Take, as a starting point, the fact that public expenditure on old-age benefits in the OECD is now on average above 8 percent of gross domestic product and steadily increasing. Japanese pension payments have doubled since 1990 to more than 10 percent GDP. Without that increase Japan would have a budget at or close to equilibrium today. Italy spends more than 15 percent of its GDP in pensions.

The proportion of GDP going to the elderly population naturally reflects the demographic trends of lower birth-rates as well as increased life expectancy. The portion of the population above 65 is now close to 20 percent in OECD countries and is expected to reach nearly 30 percent by 2050.

The demographic change has far-reaching implications for policy. The reallocation of resources in favor of the elderly has been such that poverty is now highest among the young. The 65-to-75 age group is now the least likely population segment to experience poverty while those in the 18-to-25 age group are the most likely to be poor.

Many OECD countries have taken measures "to make their systems more affordable in the long term,” such as increasing the retirement age in line with increased life expectancy or decreasing future pension indexation. But this is where political considerations trump budgetary strictures: This is the most powerful voter group in nearly every OECD country and it's clear politicians are determined to keep them happy.  

Source: OECD

Not only is the percentage of elderly population rising, but the voter participation rate of the elderly electorate is significantly higher than other age groups. Depending on the country, a 70-year-old is about four to five times more likely to vote than a 25-year-old. The compounded effect of a more numerous elderly population and a higher voter participation rate implies that in the next 20 to 30 years OECD countries would systematically have a majority of voters above the age of 65 at each election.

## [Exercise prompt]
Carry on the text about pension spending and older voters in OECD countries, starting after its last sentence. The material is not connected to the text on pension spending and aging voters.

## [Data excerpts]

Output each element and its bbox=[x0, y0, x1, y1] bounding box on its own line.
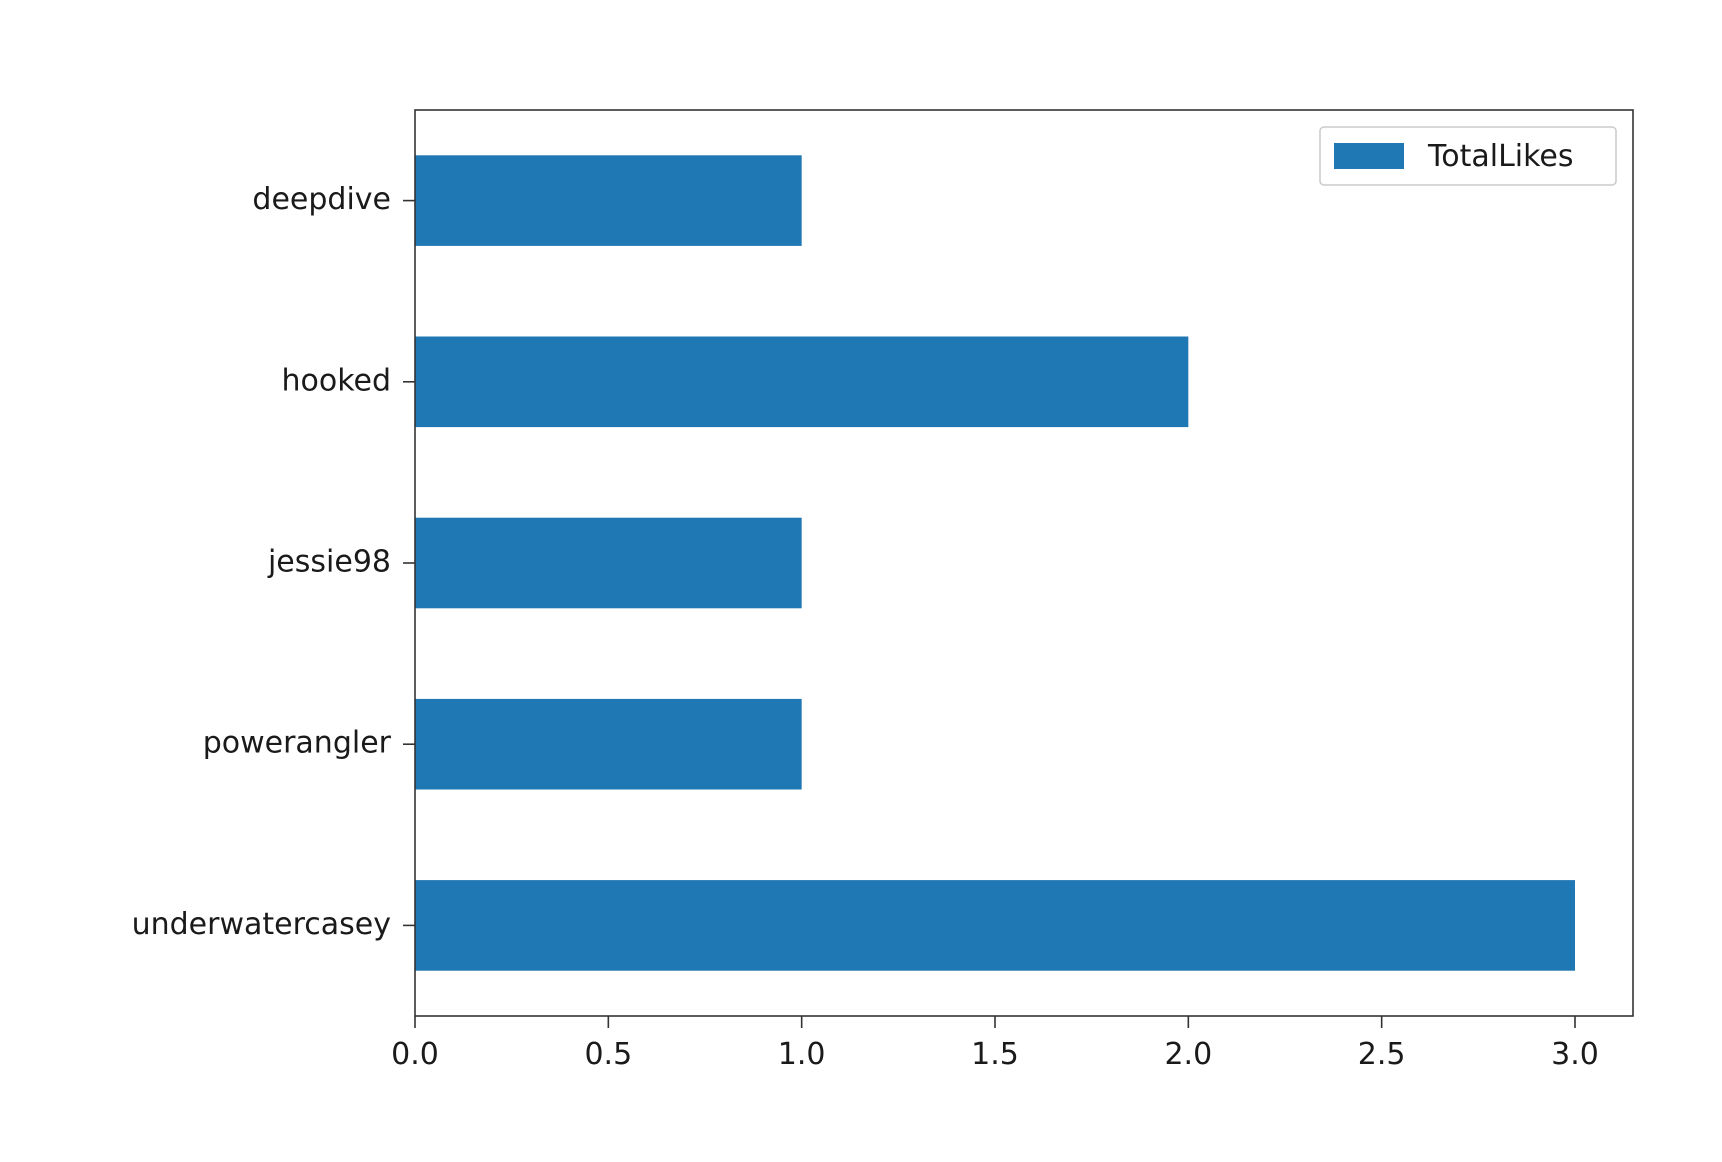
y-axis: deepdive hooked jessie98 powerangler underwa… bbox=[132, 182, 415, 942]
x-tick-label: 0.5 bbox=[584, 1037, 632, 1072]
legend: TotalLikes bbox=[1319, 126, 1617, 186]
y-tick-label: hooked bbox=[281, 363, 391, 398]
bar-powerangler bbox=[415, 698, 802, 790]
legend-label: TotalLikes bbox=[1427, 139, 1574, 174]
legend-box bbox=[1319, 126, 1617, 186]
x-axis: 0.0 0.5 1.0 1.5 2.0 2.5 3.0 bbox=[391, 1016, 1599, 1072]
x-tick-label: 2.5 bbox=[1358, 1037, 1406, 1072]
bar-underwatercasey bbox=[415, 880, 1575, 971]
x-tick-label: 2.0 bbox=[1164, 1037, 1212, 1072]
x-tick-label: 3.0 bbox=[1551, 1037, 1599, 1072]
bar-deepdive bbox=[415, 155, 802, 246]
x-tick-label: 1.0 bbox=[778, 1037, 826, 1072]
y-tick-label: powerangler bbox=[203, 726, 392, 761]
legend-swatch bbox=[1334, 143, 1404, 169]
x-tick-label: 1.5 bbox=[971, 1037, 1019, 1072]
x-tick-label: 0.0 bbox=[391, 1037, 439, 1072]
plot-frame bbox=[414, 109, 1634, 1017]
bars-group bbox=[415, 155, 1575, 971]
y-tick-label: jessie98 bbox=[267, 545, 391, 580]
bar-jessie98 bbox=[415, 517, 802, 609]
y-tick-label: deepdive bbox=[252, 182, 391, 217]
bar-hooked bbox=[415, 336, 1189, 428]
y-tick-label: underwatercasey bbox=[132, 907, 391, 942]
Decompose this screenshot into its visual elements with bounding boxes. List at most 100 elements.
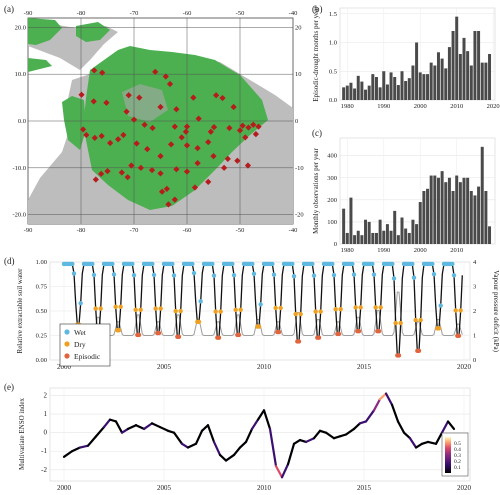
enso-segment	[86, 435, 98, 447]
bar	[342, 87, 346, 100]
enso-segment	[286, 442, 296, 466]
x-tick-label: 2010	[257, 484, 272, 492]
x-tick-label: 2020	[487, 103, 500, 110]
rew-point	[353, 305, 358, 310]
x-tick-label: 2020	[457, 363, 472, 371]
site-marker	[128, 162, 135, 169]
colorbar-tick-label: 0.4	[454, 447, 461, 453]
y-axis-label: Multivariate ENSO index	[18, 398, 26, 470]
enso-segment	[268, 427, 278, 468]
rew-point	[213, 309, 218, 314]
rew-point	[233, 307, 238, 313]
bar	[462, 37, 466, 100]
rew-point	[373, 305, 378, 310]
bar	[393, 77, 397, 100]
enso-segment	[186, 442, 198, 449]
rew-point	[393, 320, 398, 326]
y-tick-label: 10.0	[15, 71, 26, 78]
map-y-ticks-right: 20 10 0 -10 -20	[295, 24, 304, 218]
rew-point	[278, 305, 283, 311]
rew-point	[118, 304, 123, 309]
rew-point	[296, 339, 302, 344]
site-marker	[205, 178, 212, 185]
x-tick-label: 2000	[57, 484, 72, 492]
bar	[422, 74, 426, 100]
rew-point	[153, 306, 158, 311]
colorbar-tick-label: 0.3	[454, 453, 461, 459]
rew-point	[370, 261, 375, 267]
site-marker	[123, 108, 130, 115]
bar	[466, 177, 470, 244]
bar	[356, 75, 360, 100]
vpd-line	[64, 291, 463, 336]
site-marker	[230, 103, 237, 111]
rew-point	[416, 348, 422, 353]
x-tick-label: -40	[289, 10, 298, 17]
enso-segment	[150, 422, 162, 429]
site-marker	[236, 127, 244, 134]
y-tick-label: 1	[473, 333, 476, 340]
rew-point	[71, 271, 77, 276]
bar	[455, 175, 459, 244]
x-tick-label: 2010	[257, 363, 272, 371]
bar	[480, 146, 484, 244]
bar	[349, 197, 353, 244]
bar	[371, 74, 375, 100]
bar	[360, 235, 364, 244]
site-marker	[90, 98, 97, 105]
enso-segment	[274, 465, 284, 479]
y-tick-label: 0.00	[36, 357, 47, 364]
site-marker	[157, 153, 164, 160]
bar	[422, 191, 426, 244]
rew-point	[298, 311, 303, 317]
enso-segment	[250, 418, 260, 431]
rew-point	[376, 328, 382, 334]
rew-point	[171, 273, 177, 278]
bar	[451, 31, 455, 100]
site-marker	[191, 184, 199, 191]
rew-point	[371, 272, 377, 277]
y-tick-label: 10	[295, 71, 302, 78]
bar	[364, 219, 368, 244]
rew-point	[251, 271, 257, 277]
bar	[378, 87, 382, 100]
y-tick-label: 200	[327, 197, 337, 204]
bar	[385, 224, 389, 244]
x-tick-label: -40	[289, 227, 298, 234]
bar	[488, 226, 492, 244]
site-marker	[183, 168, 191, 175]
y-ticks-left: 0.00 0.25 0.50 0.75 1.00	[36, 259, 47, 364]
bar	[429, 62, 433, 100]
bar	[433, 175, 437, 244]
map-x-ticks-top: -90 -80 -70 -60 -50 -40	[24, 10, 298, 17]
enso-segment	[426, 440, 438, 445]
site-marker	[152, 68, 159, 75]
site-marker	[183, 142, 191, 149]
site-marker	[207, 128, 214, 135]
y-tick-label: 4	[473, 259, 477, 266]
bar	[462, 177, 466, 244]
site-marker	[78, 91, 85, 98]
bar	[396, 235, 400, 244]
x-tick-label: -70	[130, 10, 139, 17]
site-marker	[98, 132, 105, 140]
y-axis-label: Relative extractable soil water	[16, 268, 24, 354]
bar	[469, 65, 473, 100]
bar	[477, 31, 481, 100]
y-tick-label: -20.0	[12, 212, 26, 219]
bar	[345, 85, 349, 100]
bar	[374, 232, 378, 244]
bar	[444, 68, 448, 100]
rew-point	[98, 306, 103, 311]
bar	[418, 202, 422, 244]
legend: Wet Dry Episodic	[59, 323, 111, 367]
panel-c-label: (c)	[312, 128, 322, 138]
rew-point	[256, 324, 262, 329]
x-ticks: 1980 1990 2000 2010 2020	[341, 103, 500, 110]
enso-segment	[324, 431, 336, 440]
rew-point	[231, 272, 237, 278]
enso-segment	[364, 409, 376, 423]
bar	[374, 77, 378, 100]
bar	[393, 210, 397, 244]
x-tick-label: 2015	[357, 484, 372, 492]
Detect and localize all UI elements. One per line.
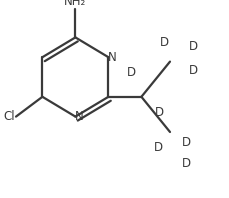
- Text: D: D: [188, 40, 197, 53]
- Text: D: D: [181, 136, 190, 149]
- Text: D: D: [159, 36, 169, 49]
- Text: Cl: Cl: [3, 110, 15, 123]
- Text: D: D: [154, 106, 163, 119]
- Text: D: D: [188, 64, 197, 77]
- Text: D: D: [181, 157, 190, 170]
- Text: D: D: [126, 66, 135, 79]
- Text: D: D: [153, 141, 162, 154]
- Text: NH₂: NH₂: [64, 0, 86, 8]
- Text: N: N: [108, 51, 116, 64]
- Text: N: N: [75, 110, 83, 123]
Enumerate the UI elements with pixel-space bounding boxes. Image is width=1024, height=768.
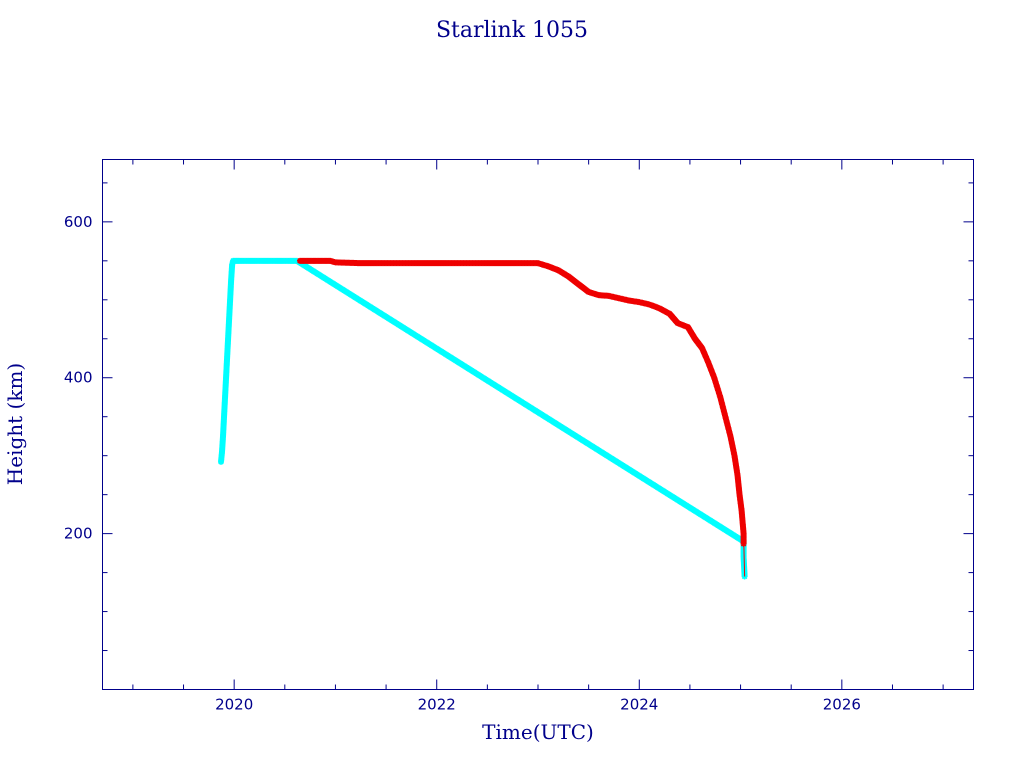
tick-labels: 2020 2022 2024 2026 200 400 600: [64, 213, 861, 714]
y-axis-label: Height (km): [3, 363, 27, 485]
x-tick-label: 2022: [418, 696, 456, 714]
x-tick-label: 2026: [823, 696, 861, 714]
data-points: [217, 257, 748, 580]
y-tick-label: 400: [64, 369, 93, 387]
y-tick-label: 200: [64, 525, 93, 543]
series-0: [217, 257, 748, 580]
reentry-connector: [743, 533, 746, 577]
chart-title: Starlink 1055: [436, 18, 588, 43]
axis-ticks: [102, 159, 974, 690]
x-tick-label: 2020: [215, 696, 253, 714]
x-axis-label: Time(UTC): [482, 720, 594, 744]
y-tick-label: 600: [64, 213, 93, 231]
x-tick-label: 2024: [620, 696, 658, 714]
plot-frame: [102, 159, 974, 690]
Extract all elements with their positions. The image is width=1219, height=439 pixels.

## [Written response]
Government spending in the U.K. on pensions is nearly twice that spent on education (20 percent versus 11 percent), even though the elderly population is very slightly smaller than the percentage of the population under 15 (17.6 percent vs 16.98 percent). In his recent budgets Chancellor George Osborne protected pension spending while severely cutting most other spending areas. He also upheld the so-called “triple lock” stating that pensions cannot grow less than inflation, 2.5 percent or the average earnings growth, whichever is higher. This is one mechanism that explains what the OECD calls “systematic upward pressure on pensions spending as a share of GDP.”

The systematic voter arbitrage that produces policies in favor of one voter group has become entrenched and, if not addressed, will increasingly translate into lower investment in education and infrastructure, lower growth and reduced ability to support aging populations in the future. The longer term is, by definition, less critical to those with the least chance of living to see it.

Beyond encouraging higher levels of worker participation among elderly, the problem requires some major rethinking of the political process in order to accommodate a new demographic reality. This is especially urgent in countries with expectations of high levels of social spending. A possible remedy would be to make voting compulsory, as is the case currently in four OECD countries (Australia, Belgium, Luxembourg and Mexico.) In the first three, the average per person spend on public pensions, as a share of GDP, is five percent below the G7 average.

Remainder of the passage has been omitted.